> _Set task_
Please count the lines in the entries below that contain the string "PUTRI", and give only that number.
== Data for the task ==
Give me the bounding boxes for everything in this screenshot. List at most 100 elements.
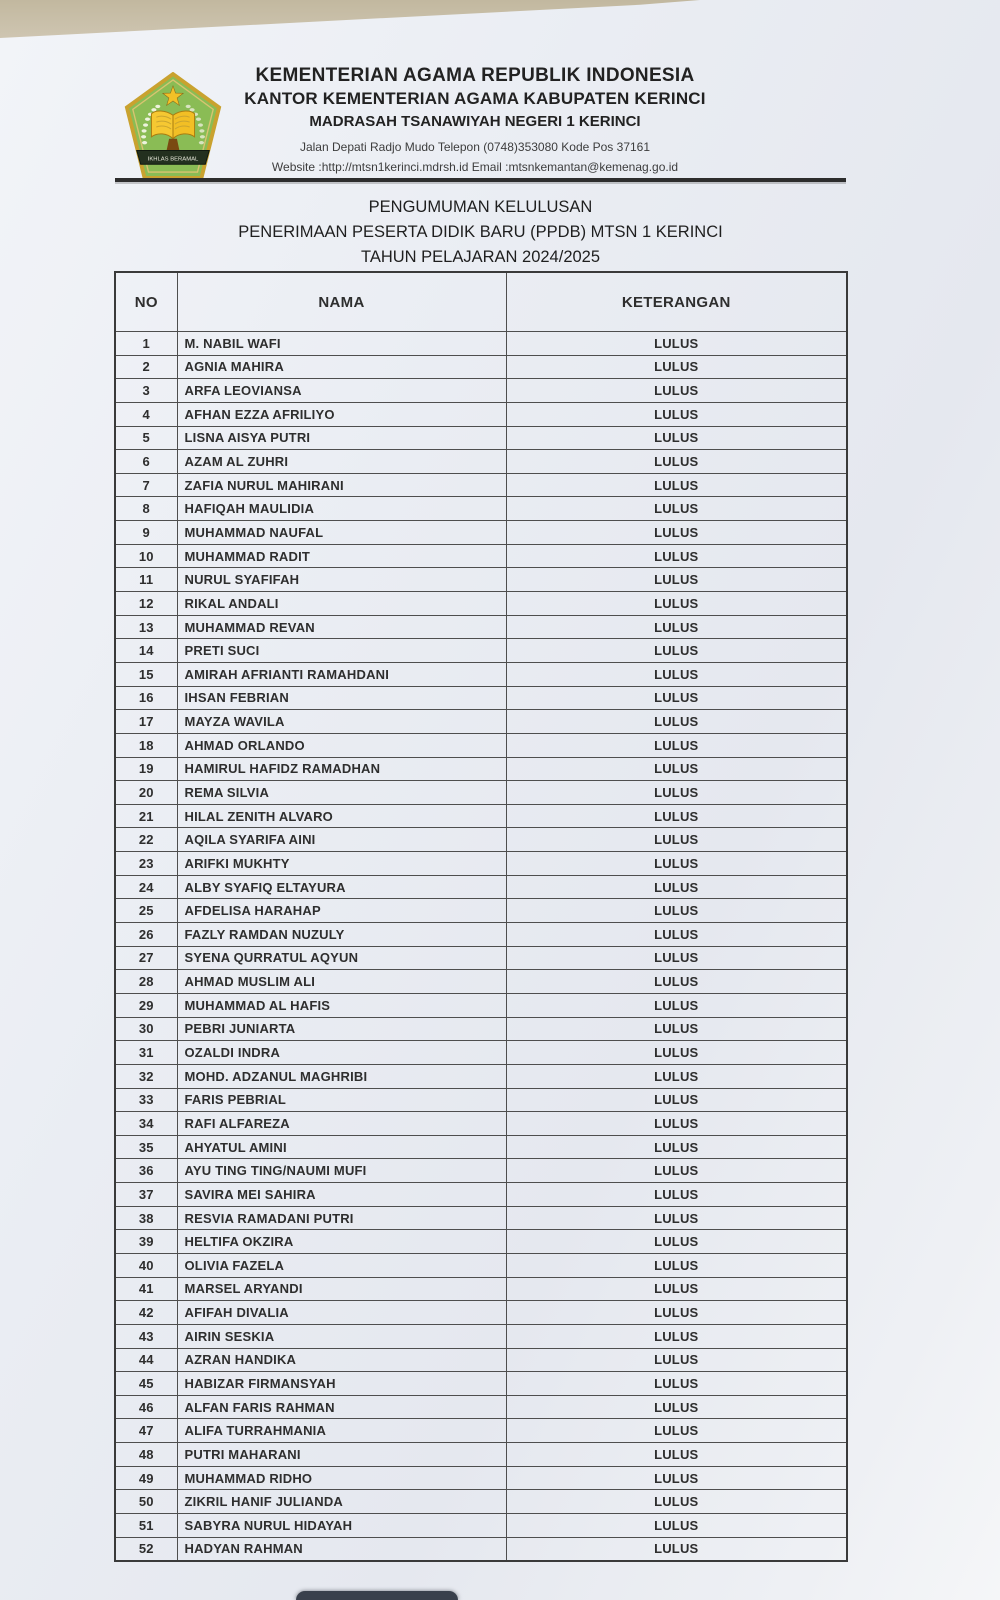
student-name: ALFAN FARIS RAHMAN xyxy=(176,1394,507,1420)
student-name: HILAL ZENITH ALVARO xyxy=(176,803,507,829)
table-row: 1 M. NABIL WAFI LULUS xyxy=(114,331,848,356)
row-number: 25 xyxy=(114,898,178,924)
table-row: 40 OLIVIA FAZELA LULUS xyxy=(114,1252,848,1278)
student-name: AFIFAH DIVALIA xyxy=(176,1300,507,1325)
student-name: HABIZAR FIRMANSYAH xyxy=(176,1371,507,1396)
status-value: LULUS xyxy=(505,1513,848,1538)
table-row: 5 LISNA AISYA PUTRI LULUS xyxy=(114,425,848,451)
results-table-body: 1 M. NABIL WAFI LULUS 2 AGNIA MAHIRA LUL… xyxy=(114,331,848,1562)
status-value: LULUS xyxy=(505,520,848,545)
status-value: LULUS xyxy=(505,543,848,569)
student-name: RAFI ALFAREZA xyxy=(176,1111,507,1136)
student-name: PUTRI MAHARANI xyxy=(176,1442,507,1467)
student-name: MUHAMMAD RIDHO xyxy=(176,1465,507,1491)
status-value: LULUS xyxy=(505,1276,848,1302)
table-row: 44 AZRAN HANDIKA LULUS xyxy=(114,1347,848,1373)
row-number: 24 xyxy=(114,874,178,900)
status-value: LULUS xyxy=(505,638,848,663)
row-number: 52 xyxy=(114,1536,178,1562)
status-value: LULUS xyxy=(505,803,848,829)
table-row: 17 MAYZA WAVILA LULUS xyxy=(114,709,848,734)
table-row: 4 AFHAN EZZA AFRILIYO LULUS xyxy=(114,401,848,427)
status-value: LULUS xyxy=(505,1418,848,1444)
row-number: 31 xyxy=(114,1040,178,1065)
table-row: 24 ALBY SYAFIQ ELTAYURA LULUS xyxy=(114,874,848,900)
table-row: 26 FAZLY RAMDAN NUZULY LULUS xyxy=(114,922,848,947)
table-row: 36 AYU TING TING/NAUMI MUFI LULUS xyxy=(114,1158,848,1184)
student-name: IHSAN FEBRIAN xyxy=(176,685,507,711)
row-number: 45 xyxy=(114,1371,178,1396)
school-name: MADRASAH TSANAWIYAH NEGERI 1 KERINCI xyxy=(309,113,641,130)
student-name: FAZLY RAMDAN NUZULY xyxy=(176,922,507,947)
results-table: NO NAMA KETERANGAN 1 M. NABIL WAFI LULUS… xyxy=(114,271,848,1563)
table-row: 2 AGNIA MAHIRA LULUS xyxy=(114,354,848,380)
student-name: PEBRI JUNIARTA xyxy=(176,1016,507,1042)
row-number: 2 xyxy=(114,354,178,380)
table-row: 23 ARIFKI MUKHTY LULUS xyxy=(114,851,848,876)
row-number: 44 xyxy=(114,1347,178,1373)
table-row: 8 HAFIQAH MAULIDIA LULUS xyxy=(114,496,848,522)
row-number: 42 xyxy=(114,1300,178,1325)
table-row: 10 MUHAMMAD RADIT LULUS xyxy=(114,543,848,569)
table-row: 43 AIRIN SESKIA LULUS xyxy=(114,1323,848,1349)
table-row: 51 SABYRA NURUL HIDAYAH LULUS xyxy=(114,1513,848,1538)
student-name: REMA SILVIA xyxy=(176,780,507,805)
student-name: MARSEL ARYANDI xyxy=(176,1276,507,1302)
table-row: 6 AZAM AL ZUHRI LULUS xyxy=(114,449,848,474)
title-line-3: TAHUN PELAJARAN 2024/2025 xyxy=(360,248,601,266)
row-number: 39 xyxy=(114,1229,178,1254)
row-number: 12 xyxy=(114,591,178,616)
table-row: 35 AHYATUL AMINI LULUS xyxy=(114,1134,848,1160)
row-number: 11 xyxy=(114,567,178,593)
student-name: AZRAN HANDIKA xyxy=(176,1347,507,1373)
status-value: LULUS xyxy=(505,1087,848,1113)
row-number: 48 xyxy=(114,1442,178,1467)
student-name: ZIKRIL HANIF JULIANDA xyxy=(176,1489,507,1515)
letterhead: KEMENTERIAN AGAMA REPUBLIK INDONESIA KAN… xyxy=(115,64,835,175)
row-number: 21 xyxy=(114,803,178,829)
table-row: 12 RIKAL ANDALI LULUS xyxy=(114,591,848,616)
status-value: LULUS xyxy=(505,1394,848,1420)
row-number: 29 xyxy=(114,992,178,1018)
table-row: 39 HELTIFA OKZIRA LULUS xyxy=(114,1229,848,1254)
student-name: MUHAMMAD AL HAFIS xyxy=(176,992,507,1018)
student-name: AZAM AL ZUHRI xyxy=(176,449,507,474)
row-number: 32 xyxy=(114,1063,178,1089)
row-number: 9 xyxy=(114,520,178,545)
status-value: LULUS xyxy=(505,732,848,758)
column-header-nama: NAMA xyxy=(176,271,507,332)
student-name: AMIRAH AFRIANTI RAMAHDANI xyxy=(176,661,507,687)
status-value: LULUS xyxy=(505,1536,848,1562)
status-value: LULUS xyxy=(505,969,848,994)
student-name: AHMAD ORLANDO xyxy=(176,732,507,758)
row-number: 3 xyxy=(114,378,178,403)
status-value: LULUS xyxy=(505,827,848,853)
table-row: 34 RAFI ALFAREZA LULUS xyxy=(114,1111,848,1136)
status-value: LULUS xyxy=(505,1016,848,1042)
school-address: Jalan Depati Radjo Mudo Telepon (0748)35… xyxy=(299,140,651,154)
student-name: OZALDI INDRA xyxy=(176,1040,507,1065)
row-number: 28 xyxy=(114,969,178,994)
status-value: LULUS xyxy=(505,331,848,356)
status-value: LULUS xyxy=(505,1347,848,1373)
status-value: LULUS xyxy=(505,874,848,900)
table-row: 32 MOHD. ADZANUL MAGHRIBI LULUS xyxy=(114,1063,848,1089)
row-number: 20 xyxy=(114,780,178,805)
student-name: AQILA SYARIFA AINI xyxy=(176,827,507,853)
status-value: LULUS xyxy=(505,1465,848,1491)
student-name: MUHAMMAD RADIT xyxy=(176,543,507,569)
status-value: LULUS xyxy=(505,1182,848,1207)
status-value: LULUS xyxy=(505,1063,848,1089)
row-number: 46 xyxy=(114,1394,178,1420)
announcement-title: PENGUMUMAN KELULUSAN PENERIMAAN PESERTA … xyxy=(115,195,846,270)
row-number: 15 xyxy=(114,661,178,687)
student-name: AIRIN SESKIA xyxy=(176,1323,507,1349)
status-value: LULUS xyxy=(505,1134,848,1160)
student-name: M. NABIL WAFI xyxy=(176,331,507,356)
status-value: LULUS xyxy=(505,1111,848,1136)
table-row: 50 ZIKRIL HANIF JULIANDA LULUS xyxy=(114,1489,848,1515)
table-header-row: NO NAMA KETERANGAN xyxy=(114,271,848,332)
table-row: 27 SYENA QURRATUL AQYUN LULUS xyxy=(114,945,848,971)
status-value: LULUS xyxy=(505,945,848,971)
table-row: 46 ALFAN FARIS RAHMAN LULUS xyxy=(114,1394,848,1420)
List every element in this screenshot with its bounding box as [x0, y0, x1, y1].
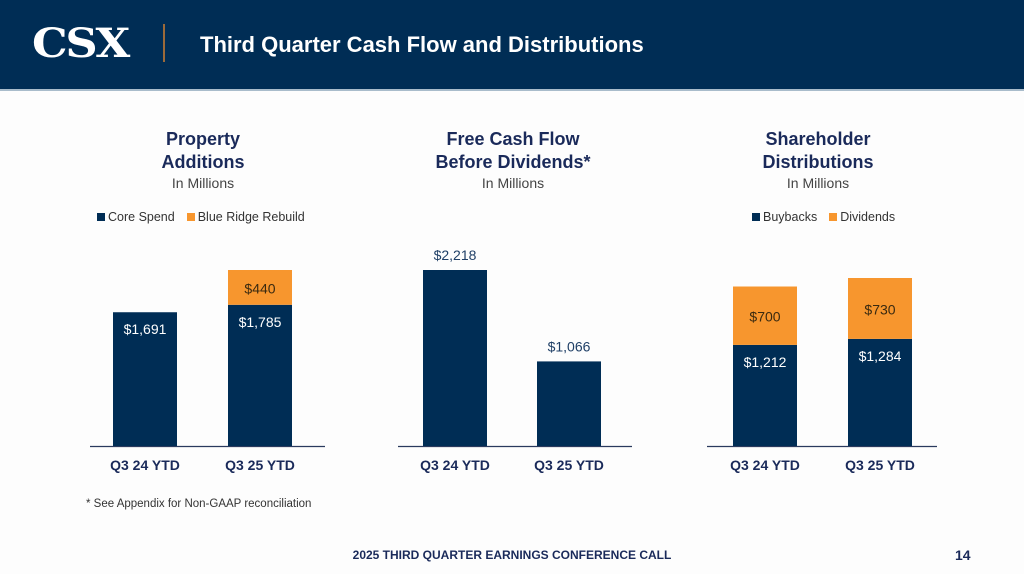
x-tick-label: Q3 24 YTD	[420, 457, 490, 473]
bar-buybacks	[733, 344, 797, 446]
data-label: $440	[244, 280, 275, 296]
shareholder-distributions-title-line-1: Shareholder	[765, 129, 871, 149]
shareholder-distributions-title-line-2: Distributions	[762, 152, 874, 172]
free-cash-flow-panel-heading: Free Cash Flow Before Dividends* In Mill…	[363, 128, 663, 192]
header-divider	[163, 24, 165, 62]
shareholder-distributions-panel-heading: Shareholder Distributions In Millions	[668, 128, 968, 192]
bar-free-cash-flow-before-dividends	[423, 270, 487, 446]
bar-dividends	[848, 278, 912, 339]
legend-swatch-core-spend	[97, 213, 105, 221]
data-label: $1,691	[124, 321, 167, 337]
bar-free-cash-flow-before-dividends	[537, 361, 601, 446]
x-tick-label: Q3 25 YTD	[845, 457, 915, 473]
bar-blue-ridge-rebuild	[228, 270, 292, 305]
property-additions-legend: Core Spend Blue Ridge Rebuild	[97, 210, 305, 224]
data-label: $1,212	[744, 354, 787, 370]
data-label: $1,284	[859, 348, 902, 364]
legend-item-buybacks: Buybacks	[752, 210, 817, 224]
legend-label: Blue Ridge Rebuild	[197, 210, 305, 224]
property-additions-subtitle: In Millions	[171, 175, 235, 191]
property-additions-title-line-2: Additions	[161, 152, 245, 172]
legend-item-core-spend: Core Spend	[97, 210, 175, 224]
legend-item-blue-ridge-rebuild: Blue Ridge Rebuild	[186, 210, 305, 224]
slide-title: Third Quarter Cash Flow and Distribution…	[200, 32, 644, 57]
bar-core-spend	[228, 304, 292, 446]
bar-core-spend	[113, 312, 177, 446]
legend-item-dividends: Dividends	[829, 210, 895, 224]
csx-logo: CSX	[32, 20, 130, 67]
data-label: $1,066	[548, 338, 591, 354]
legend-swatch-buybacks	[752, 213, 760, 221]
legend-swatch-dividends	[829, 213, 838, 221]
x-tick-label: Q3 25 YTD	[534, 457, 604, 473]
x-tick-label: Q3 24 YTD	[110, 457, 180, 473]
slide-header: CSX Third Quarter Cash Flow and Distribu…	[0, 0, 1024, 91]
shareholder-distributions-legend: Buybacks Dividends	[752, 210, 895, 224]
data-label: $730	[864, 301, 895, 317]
===
> _Correct output_
2